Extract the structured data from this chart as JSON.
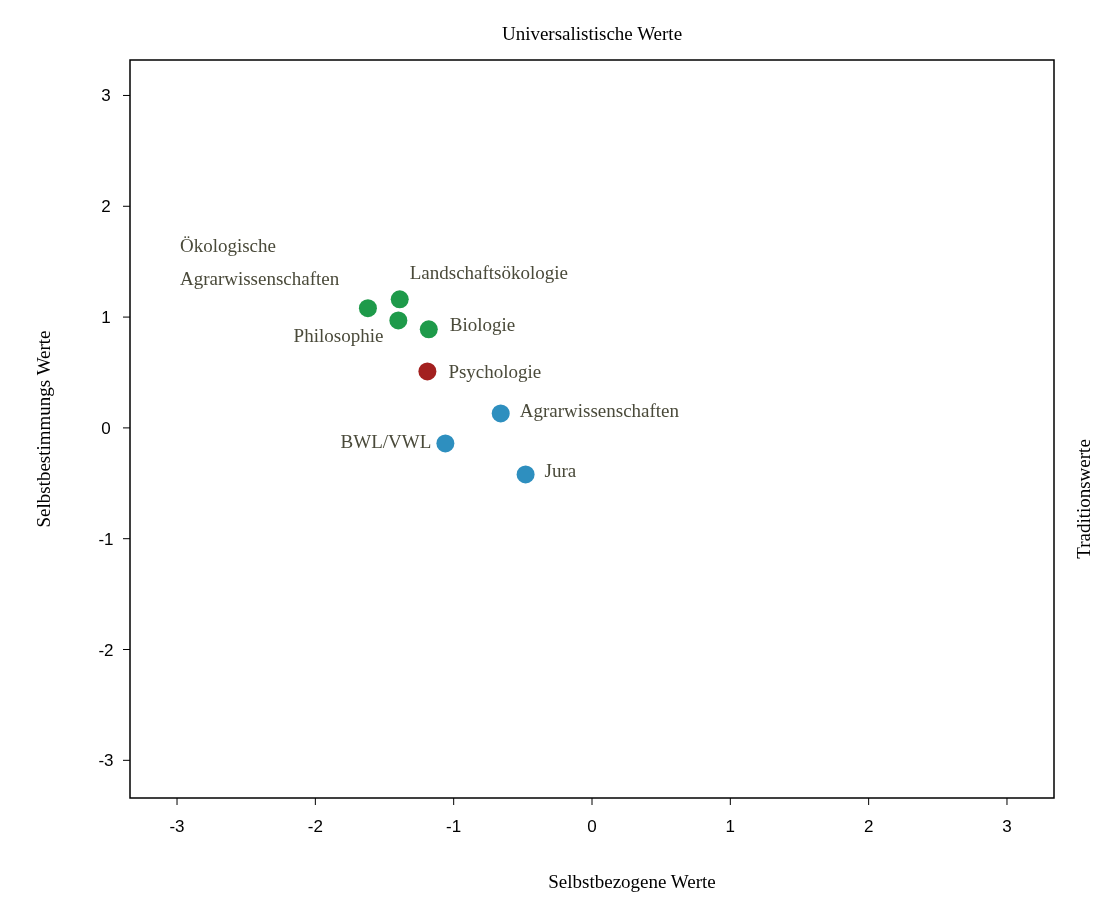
{
  "chart_data": {
    "type": "scatter",
    "xlabel": "Selbstbezogene Werte",
    "ylabel": "Selbstbestimmungs Werte",
    "x2label": "Universalistische Werte",
    "y2label": "Traditionswerte",
    "xlim": [
      -3.34,
      3.34
    ],
    "ylim": [
      -3.34,
      3.32
    ],
    "xticks": [
      -3,
      -2,
      -1,
      0,
      1,
      2,
      3
    ],
    "yticks": [
      -3,
      -2,
      -1,
      0,
      1,
      2,
      3
    ],
    "grid": false,
    "marker": "circle",
    "series": [
      {
        "name": "Ökologische Agrarwissenschaften",
        "color": "#1e9a4a",
        "x": [
          -1.62
        ],
        "values": [
          1.08
        ]
      },
      {
        "name": "Landschaftsökologie",
        "color": "#1e9a4a",
        "x": [
          -1.39
        ],
        "values": [
          1.16
        ]
      },
      {
        "name": "Philosophie",
        "color": "#1e9a4a",
        "x": [
          -1.4
        ],
        "values": [
          0.97
        ]
      },
      {
        "name": "Biologie",
        "color": "#1e9a4a",
        "x": [
          -1.18
        ],
        "values": [
          0.89
        ]
      },
      {
        "name": "Psychologie",
        "color": "#a3201f",
        "x": [
          -1.19
        ],
        "values": [
          0.51
        ]
      },
      {
        "name": "Agrarwissenschaften",
        "color": "#2e8fbf",
        "x": [
          -0.66
        ],
        "values": [
          0.13
        ]
      },
      {
        "name": "BWL/VWL",
        "color": "#2e8fbf",
        "x": [
          -1.06
        ],
        "values": [
          -0.14
        ]
      },
      {
        "name": "Jura",
        "color": "#2e8fbf",
        "x": [
          -0.48
        ],
        "values": [
          -0.42
        ]
      }
    ]
  }
}
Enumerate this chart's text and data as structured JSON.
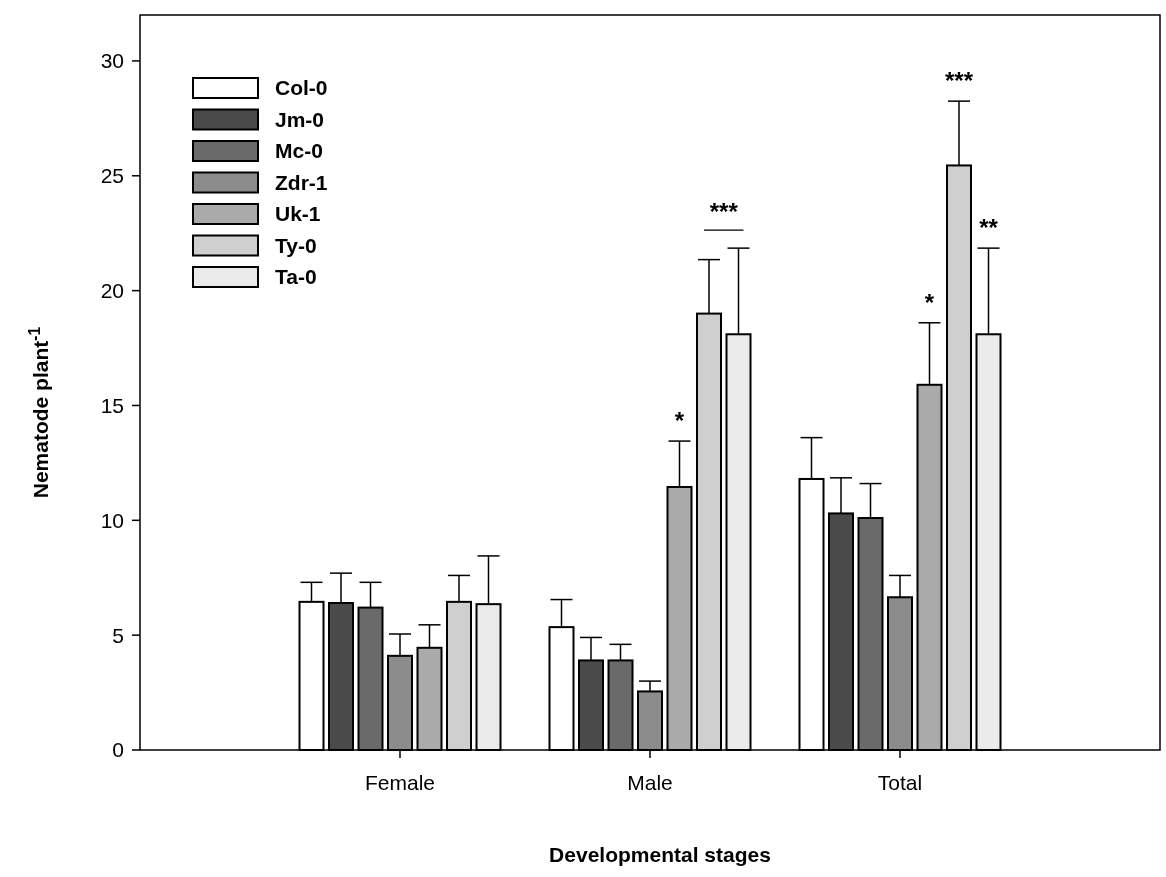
{
  "chart_data": {
    "type": "bar",
    "xlabel": "Developmental stages",
    "ylabel": "Nematode plant$^{-1}$",
    "categories": [
      "Female",
      "Male",
      "Total"
    ],
    "series": [
      {
        "name": "Col-0",
        "color": "#ffffff",
        "values": [
          6.45,
          5.35,
          11.8
        ],
        "errors": [
          0.85,
          1.2,
          1.8
        ]
      },
      {
        "name": "Jm-0",
        "color": "#4a4a4a",
        "values": [
          6.4,
          3.9,
          10.3
        ],
        "errors": [
          1.3,
          1.0,
          1.55
        ]
      },
      {
        "name": "Mc-0",
        "color": "#6a6a6a",
        "values": [
          6.2,
          3.9,
          10.1
        ],
        "errors": [
          1.1,
          0.7,
          1.5
        ]
      },
      {
        "name": "Zdr-1",
        "color": "#8c8c8c",
        "values": [
          4.1,
          2.55,
          6.65
        ],
        "errors": [
          0.95,
          0.45,
          0.95
        ]
      },
      {
        "name": "Uk-1",
        "color": "#aaaaaa",
        "values": [
          4.45,
          11.45,
          15.9
        ],
        "errors": [
          1.0,
          2.0,
          2.7
        ]
      },
      {
        "name": "Ty-0",
        "color": "#cfcfcf",
        "values": [
          6.45,
          19.0,
          25.45
        ],
        "errors": [
          1.15,
          2.35,
          2.8
        ]
      },
      {
        "name": "Ta-0",
        "color": "#ebebeb",
        "values": [
          6.35,
          18.1,
          18.1
        ],
        "errors": [
          2.1,
          3.75,
          3.75
        ]
      }
    ],
    "ylim": [
      0,
      32
    ],
    "yticks": [
      0,
      5,
      10,
      15,
      20,
      25,
      30
    ],
    "legend": "top left",
    "grid": false,
    "annotations": [
      "*",
      "***",
      "*",
      "***",
      "**"
    ]
  }
}
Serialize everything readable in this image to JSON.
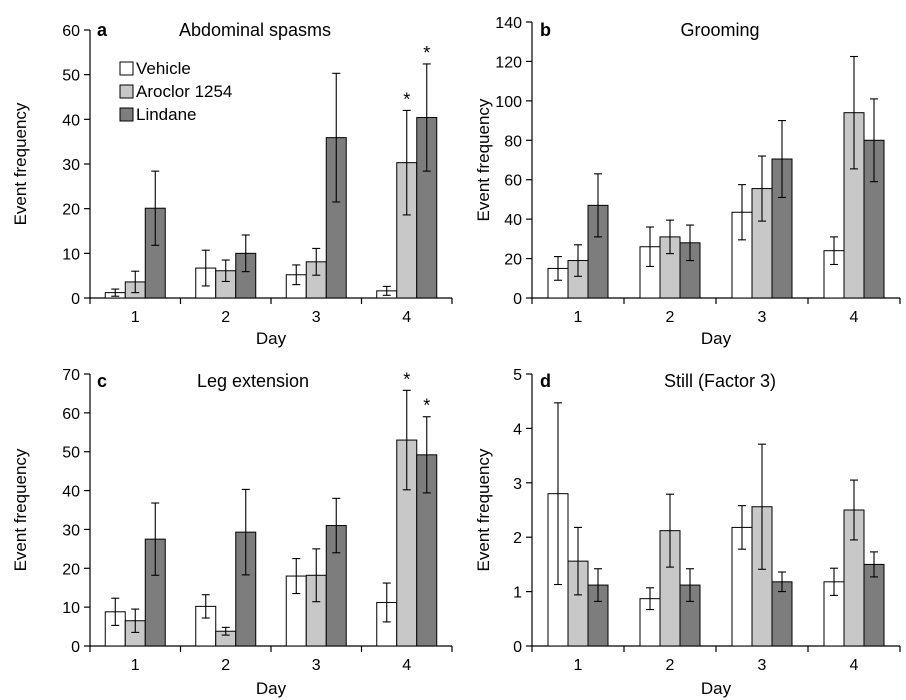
{
  "chart_data": [
    {
      "type": "bar",
      "letter": "a",
      "title": "Abdominal spasms",
      "xlabel": "Day",
      "ylabel": "Event frequency",
      "ylim": [
        0,
        60
      ],
      "yticks": [
        0,
        10,
        20,
        30,
        40,
        50,
        60
      ],
      "categories": [
        "1",
        "2",
        "3",
        "4"
      ],
      "legend": "top-left",
      "series": [
        {
          "name": "Vehicle",
          "color": "#ffffff",
          "values": [
            1.2,
            6.7,
            5.2,
            1.6
          ],
          "errors": [
            0.8,
            4.0,
            2.2,
            1.0
          ]
        },
        {
          "name": "Aroclor 1254",
          "color": "#c8c8c8",
          "values": [
            3.6,
            6.1,
            8.1,
            30.3
          ],
          "errors": [
            2.4,
            2.4,
            3.0,
            11.7
          ]
        },
        {
          "name": "Lindane",
          "color": "#7d7d7d",
          "values": [
            20.1,
            10.0,
            35.9,
            40.4
          ],
          "errors": [
            8.3,
            4.1,
            14.4,
            12.0
          ]
        }
      ],
      "annotations": [
        {
          "category": "4",
          "series": "Aroclor 1254",
          "text": "*"
        },
        {
          "category": "4",
          "series": "Lindane",
          "text": "*"
        }
      ]
    },
    {
      "type": "bar",
      "letter": "b",
      "title": "Grooming",
      "xlabel": "Day",
      "ylabel": "Event frequency",
      "ylim": [
        0,
        140
      ],
      "yticks": [
        0,
        20,
        40,
        60,
        80,
        100,
        120,
        140
      ],
      "categories": [
        "1",
        "2",
        "3",
        "4"
      ],
      "series": [
        {
          "name": "Vehicle",
          "color": "#ffffff",
          "values": [
            15,
            26,
            43.5,
            24
          ],
          "errors": [
            6,
            10,
            14,
            7
          ]
        },
        {
          "name": "Aroclor 1254",
          "color": "#c8c8c8",
          "values": [
            19,
            31,
            55.5,
            94
          ],
          "errors": [
            8,
            8.5,
            16.5,
            28.5
          ]
        },
        {
          "name": "Lindane",
          "color": "#7d7d7d",
          "values": [
            47,
            28,
            70.5,
            80
          ],
          "errors": [
            16,
            9,
            19.5,
            21
          ]
        }
      ],
      "annotations": []
    },
    {
      "type": "bar",
      "letter": "c",
      "title": "Leg extension",
      "xlabel": "Day",
      "ylabel": "Event frequency",
      "ylim": [
        0,
        70
      ],
      "yticks": [
        0,
        10,
        20,
        30,
        40,
        50,
        60,
        70
      ],
      "categories": [
        "1",
        "2",
        "3",
        "4"
      ],
      "series": [
        {
          "name": "Vehicle",
          "color": "#ffffff",
          "values": [
            8.8,
            10.2,
            18,
            11.2
          ],
          "errors": [
            3.5,
            3,
            4.5,
            5
          ]
        },
        {
          "name": "Aroclor 1254",
          "color": "#c8c8c8",
          "values": [
            6.5,
            3.8,
            18.2,
            53
          ],
          "errors": [
            3,
            1,
            6.8,
            12.8
          ]
        },
        {
          "name": "Lindane",
          "color": "#7d7d7d",
          "values": [
            27.5,
            29.3,
            31,
            49.2
          ],
          "errors": [
            9.3,
            11,
            7,
            9.8
          ]
        }
      ],
      "annotations": [
        {
          "category": "4",
          "series": "Aroclor 1254",
          "text": "*"
        },
        {
          "category": "4",
          "series": "Lindane",
          "text": "*"
        }
      ]
    },
    {
      "type": "bar",
      "letter": "d",
      "title": "Still (Factor 3)",
      "xlabel": "Day",
      "ylabel": "Event frequency",
      "ylim": [
        0,
        5
      ],
      "yticks": [
        0,
        1,
        2,
        3,
        4,
        5
      ],
      "categories": [
        "1",
        "2",
        "3",
        "4"
      ],
      "series": [
        {
          "name": "Vehicle",
          "color": "#ffffff",
          "values": [
            2.8,
            0.87,
            2.18,
            1.18
          ],
          "errors": [
            1.67,
            0.2,
            0.4,
            0.25
          ]
        },
        {
          "name": "Aroclor 1254",
          "color": "#c8c8c8",
          "values": [
            1.56,
            2.12,
            2.56,
            2.5
          ],
          "errors": [
            0.62,
            0.67,
            1.15,
            0.55
          ]
        },
        {
          "name": "Lindane",
          "color": "#7d7d7d",
          "values": [
            1.12,
            1.12,
            1.18,
            1.5
          ],
          "errors": [
            0.3,
            0.3,
            0.18,
            0.23
          ]
        }
      ],
      "annotations": []
    }
  ]
}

====================

Show the lines of the material that contain the word "JSON".

Extract the structured data from this chart as JSON.
Enumerate this chart's text and data as structured JSON.
Serialize everything readable in this image to JSON.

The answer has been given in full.